> _Task instructions_: From the entries that follow, copy each line containing the word "werden".

> _Given data_:
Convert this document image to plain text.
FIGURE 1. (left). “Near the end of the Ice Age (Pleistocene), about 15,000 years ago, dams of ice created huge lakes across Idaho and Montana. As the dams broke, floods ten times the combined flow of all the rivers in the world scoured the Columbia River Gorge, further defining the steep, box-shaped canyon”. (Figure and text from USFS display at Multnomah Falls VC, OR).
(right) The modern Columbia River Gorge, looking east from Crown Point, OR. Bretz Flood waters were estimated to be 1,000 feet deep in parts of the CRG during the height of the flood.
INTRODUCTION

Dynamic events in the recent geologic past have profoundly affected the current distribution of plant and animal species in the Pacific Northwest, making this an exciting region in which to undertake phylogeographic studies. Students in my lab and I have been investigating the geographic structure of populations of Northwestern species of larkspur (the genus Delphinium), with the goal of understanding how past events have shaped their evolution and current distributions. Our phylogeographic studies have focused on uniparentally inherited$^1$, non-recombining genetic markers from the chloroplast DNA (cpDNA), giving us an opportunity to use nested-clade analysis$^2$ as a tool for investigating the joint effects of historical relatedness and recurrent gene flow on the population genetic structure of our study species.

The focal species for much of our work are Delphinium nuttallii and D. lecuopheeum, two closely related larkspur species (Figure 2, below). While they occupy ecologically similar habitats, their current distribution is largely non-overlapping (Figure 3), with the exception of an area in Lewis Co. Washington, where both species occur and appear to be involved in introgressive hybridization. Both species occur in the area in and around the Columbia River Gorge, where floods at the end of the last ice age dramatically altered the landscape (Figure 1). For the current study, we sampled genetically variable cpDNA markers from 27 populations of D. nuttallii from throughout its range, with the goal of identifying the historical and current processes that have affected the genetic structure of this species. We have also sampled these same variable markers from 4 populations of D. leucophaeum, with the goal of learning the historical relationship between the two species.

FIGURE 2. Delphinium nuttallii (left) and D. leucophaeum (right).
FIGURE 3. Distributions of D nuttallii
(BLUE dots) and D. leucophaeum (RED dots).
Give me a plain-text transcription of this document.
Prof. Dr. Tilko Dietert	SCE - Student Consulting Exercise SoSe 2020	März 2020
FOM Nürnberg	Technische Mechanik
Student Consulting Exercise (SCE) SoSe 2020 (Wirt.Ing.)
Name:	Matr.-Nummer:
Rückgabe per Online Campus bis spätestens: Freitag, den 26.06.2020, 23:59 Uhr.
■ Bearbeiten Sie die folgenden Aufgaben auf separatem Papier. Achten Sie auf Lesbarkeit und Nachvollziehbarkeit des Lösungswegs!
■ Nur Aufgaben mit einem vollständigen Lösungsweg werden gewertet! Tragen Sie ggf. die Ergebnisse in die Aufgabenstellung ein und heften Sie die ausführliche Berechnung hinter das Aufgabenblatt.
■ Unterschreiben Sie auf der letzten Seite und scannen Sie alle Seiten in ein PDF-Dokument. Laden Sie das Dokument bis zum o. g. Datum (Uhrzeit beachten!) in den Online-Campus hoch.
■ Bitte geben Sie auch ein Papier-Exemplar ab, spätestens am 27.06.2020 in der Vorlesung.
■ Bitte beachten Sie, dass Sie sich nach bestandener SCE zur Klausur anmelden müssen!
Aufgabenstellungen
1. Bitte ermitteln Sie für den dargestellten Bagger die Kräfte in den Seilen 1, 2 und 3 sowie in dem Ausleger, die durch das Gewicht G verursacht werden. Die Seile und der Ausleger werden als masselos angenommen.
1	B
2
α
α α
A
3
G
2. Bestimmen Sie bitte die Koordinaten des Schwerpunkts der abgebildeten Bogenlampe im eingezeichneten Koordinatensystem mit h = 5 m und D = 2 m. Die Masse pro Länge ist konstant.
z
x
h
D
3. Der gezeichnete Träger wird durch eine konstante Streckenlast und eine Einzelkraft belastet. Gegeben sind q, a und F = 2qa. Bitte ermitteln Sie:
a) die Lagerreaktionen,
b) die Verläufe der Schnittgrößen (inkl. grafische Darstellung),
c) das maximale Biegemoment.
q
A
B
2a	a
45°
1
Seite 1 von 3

> _Worked solution_:
■ Nur Aufgaben mit einem vollständigen Lösungsweg werden gewertet! Tragen Sie ggf. die Ergebnisse in die Aufgabenstellung ein und heften Sie die ausführliche Berechnung hinter das Aufgabenblatt.
1. Bitte ermitteln Sie für den dargestellten Bagger die Kräfte in den Seilen 1, 2 und 3 sowie in dem Ausleger, die durch das Gewicht G verursacht werden. Die Seile und der Ausleger werden als masselos angenommen.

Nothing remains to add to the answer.